## Problem to solve
Find the string "snap" in the records. Copy every line it appears in.

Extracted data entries
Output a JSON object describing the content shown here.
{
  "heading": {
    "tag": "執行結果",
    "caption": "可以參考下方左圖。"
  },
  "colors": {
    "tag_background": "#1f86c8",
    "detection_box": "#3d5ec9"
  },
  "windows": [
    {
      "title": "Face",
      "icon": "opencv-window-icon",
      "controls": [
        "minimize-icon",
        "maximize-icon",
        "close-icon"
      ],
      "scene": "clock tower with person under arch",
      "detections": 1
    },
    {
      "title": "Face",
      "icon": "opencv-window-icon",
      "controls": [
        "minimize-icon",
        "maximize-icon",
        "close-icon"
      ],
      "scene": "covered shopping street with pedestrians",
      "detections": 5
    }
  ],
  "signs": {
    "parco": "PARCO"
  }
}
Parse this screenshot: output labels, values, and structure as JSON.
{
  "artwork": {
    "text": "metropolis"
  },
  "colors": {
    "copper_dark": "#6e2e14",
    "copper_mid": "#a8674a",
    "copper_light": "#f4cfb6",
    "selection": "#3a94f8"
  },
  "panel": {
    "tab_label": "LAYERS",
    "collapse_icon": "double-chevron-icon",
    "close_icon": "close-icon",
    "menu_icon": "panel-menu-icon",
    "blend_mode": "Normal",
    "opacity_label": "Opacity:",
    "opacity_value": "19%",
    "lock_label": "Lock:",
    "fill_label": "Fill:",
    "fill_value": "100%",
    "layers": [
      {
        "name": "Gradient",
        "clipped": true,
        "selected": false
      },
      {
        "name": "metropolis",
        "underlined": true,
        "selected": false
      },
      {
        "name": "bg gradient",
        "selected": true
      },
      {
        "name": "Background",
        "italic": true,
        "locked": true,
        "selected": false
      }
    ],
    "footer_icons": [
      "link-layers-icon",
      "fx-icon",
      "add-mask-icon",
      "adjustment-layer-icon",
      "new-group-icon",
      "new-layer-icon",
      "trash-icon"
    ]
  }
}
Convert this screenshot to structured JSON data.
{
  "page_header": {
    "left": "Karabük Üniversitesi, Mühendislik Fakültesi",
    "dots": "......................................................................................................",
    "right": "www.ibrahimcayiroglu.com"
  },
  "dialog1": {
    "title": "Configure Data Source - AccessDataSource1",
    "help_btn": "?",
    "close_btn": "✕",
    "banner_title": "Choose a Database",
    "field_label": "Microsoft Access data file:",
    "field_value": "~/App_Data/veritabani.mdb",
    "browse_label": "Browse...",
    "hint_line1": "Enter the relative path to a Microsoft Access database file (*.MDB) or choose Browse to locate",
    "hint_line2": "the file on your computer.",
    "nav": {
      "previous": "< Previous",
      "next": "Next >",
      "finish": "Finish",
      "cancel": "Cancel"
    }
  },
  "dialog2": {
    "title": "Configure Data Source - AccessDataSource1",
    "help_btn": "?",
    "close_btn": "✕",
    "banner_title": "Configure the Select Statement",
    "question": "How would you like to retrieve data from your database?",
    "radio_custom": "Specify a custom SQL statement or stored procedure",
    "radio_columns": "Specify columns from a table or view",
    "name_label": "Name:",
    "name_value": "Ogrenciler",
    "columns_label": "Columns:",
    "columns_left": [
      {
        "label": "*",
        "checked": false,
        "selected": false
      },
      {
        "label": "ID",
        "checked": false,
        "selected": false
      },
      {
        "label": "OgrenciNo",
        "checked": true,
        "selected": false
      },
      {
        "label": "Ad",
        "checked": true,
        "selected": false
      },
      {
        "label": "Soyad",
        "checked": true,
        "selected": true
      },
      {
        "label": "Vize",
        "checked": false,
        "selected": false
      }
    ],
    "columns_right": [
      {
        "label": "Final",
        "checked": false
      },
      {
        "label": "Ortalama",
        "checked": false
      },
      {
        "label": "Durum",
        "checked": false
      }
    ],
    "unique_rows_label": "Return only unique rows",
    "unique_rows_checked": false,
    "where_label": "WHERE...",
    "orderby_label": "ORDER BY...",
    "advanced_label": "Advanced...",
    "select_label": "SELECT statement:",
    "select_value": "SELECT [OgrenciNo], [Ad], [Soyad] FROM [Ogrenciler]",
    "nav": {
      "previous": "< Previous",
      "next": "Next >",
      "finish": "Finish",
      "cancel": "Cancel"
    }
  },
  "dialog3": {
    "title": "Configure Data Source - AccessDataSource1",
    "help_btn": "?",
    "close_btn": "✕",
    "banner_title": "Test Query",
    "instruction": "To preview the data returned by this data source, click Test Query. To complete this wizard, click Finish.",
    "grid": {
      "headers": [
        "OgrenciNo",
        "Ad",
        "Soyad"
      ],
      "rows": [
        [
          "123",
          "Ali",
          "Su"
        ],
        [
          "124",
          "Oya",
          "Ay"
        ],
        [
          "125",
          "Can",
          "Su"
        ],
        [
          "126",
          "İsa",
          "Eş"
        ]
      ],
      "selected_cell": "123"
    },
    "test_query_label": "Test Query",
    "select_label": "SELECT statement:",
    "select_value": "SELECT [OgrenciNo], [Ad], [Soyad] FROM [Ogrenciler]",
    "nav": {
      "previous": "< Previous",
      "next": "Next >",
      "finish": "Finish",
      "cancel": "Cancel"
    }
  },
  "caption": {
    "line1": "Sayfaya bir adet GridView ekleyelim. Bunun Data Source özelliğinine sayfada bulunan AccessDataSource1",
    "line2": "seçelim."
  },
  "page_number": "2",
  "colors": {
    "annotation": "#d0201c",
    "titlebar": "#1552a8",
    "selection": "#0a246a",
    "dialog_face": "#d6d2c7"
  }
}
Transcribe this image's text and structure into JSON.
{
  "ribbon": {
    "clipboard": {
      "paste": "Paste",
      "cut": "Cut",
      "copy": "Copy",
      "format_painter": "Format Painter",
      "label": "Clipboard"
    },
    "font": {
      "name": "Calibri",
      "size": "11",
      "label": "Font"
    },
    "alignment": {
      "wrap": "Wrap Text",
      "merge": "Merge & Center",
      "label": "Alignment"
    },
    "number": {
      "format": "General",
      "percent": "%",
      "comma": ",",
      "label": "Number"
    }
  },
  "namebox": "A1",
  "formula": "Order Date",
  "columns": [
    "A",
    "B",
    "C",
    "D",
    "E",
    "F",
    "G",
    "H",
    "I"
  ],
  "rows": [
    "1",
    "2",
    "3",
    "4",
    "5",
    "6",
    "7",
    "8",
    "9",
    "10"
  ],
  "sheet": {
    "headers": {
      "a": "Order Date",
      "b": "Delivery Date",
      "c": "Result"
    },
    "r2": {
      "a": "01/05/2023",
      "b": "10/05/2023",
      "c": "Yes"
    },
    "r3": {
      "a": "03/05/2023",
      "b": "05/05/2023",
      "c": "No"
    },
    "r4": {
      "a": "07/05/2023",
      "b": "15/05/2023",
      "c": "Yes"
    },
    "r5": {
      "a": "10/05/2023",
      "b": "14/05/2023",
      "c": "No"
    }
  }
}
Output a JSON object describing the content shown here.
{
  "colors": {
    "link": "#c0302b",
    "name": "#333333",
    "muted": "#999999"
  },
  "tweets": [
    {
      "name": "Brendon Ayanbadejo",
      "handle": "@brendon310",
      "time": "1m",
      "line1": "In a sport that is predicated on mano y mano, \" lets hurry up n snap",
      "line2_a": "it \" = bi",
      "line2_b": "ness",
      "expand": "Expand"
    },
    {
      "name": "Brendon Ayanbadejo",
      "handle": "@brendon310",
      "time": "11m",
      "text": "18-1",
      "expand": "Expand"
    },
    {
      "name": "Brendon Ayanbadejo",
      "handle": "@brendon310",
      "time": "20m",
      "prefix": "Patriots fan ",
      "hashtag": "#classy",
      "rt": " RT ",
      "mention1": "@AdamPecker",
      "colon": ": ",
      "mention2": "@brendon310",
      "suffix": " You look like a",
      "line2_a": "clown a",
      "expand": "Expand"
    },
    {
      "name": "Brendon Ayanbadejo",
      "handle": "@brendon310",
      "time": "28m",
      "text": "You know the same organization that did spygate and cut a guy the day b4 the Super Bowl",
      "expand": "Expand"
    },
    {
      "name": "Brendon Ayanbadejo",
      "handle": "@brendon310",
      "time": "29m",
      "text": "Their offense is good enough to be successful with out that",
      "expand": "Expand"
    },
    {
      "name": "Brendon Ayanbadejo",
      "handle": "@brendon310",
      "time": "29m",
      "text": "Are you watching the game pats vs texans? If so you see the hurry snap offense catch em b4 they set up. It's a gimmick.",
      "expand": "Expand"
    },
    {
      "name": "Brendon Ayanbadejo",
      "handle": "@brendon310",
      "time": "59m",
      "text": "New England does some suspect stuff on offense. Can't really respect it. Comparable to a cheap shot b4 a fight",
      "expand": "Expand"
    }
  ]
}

## Full solution
      "line1": "In a sport that is predicated on mano y mano, \" lets hurry up n snap",
      "text": "Are you watching the game pats vs texans? If so you see the hurry snap offense catch em b4 they set up. It's a gimmick.",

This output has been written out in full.